• **Input material**

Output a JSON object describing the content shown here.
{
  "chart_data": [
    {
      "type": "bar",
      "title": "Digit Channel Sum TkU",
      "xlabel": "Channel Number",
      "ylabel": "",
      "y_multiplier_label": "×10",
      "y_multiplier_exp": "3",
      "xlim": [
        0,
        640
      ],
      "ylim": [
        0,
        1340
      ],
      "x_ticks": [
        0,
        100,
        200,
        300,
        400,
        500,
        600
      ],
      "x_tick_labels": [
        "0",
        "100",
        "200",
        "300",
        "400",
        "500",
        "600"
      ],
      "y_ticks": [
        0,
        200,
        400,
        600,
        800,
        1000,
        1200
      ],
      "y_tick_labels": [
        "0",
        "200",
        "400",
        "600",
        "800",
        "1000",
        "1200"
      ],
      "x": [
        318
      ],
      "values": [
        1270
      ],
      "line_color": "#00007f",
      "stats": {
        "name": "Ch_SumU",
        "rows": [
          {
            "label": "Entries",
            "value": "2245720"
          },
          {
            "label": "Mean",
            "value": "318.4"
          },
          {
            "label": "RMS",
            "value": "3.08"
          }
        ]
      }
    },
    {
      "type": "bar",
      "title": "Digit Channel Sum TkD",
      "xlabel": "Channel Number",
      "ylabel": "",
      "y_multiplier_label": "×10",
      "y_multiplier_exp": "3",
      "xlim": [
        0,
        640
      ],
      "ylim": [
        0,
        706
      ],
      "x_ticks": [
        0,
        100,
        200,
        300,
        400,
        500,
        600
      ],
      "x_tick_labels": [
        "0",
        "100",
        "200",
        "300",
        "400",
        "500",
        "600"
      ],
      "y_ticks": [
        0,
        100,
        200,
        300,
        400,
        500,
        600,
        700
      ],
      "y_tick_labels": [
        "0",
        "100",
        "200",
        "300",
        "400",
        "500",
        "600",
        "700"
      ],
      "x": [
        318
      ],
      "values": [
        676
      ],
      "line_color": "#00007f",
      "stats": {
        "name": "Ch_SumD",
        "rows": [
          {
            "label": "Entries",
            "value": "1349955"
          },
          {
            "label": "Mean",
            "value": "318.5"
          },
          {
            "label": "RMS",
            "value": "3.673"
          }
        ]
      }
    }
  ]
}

• **The exercise**
Extract the full listing above without altering anything.

• **The reply**
Output a JSON object describing the content shown here.
{
  "chart_data": [
    {
      "type": "bar",
      "title": "Digit Channel Sum TkU",
      "xlabel": "Channel Number",
      "ylabel": "",
      "y_multiplier_label": "×10",
      "y_multiplier_exp": "3",
      "xlim": [
        0,
        640
      ],
      "ylim": [
        0,
        1340
      ],
      "x_ticks": [
        0,
        100,
        200,
        300,
        400,
        500,
        600
      ],
      "x_tick_labels": [
        "0",
        "100",
        "200",
        "300",
        "400",
        "500",
        "600"
      ],
      "y_ticks": [
        0,
        200,
        400,
        600,
        800,
        1000,
        1200
      ],
      "y_tick_labels": [
        "0",
        "200",
        "400",
        "600",
        "800",
        "1000",
        "1200"
      ],
      "x": [
        318
      ],
      "values": [
        1270
      ],
      "line_color": "#00007f",
      "stats": {
        "name": "Ch_SumU",
        "rows": [
          {
            "label": "Entries",
            "value": "2245720"
          },
          {
            "label": "Mean",
            "value": "318.4"
          },
          {
            "label": "RMS",
            "value": "3.08"
          }
        ]
      }
    },
    {
      "type": "bar",
      "title": "Digit Channel Sum TkD",
      "xlabel": "Channel Number",
      "ylabel": "",
      "y_multiplier_label": "×10",
      "y_multiplier_exp": "3",
      "xlim": [
        0,
        640
      ],
      "ylim": [
        0,
        706
      ],
      "x_ticks": [
        0,
        100,
        200,
        300,
        400,
        500,
        600
      ],
      "x_tick_labels": [
        "0",
        "100",
        "200",
        "300",
        "400",
        "500",
        "600"
      ],
      "y_ticks": [
        0,
        100,
        200,
        300,
        400,
        500,
        600,
        700
      ],
      "y_tick_labels": [
        "0",
        "100",
        "200",
        "300",
        "400",
        "500",
        "600",
        "700"
      ],
      "x": [
        318
      ],
      "values": [
        676
      ],
      "line_color": "#00007f",
      "stats": {
        "name": "Ch_SumD",
        "rows": [
          {
            "label": "Entries",
            "value": "1349955"
          },
          {
            "label": "Mean",
            "value": "318.5"
          },
          {
            "label": "RMS",
            "value": "3.673"
          }
        ]
      }
    }
  ]
}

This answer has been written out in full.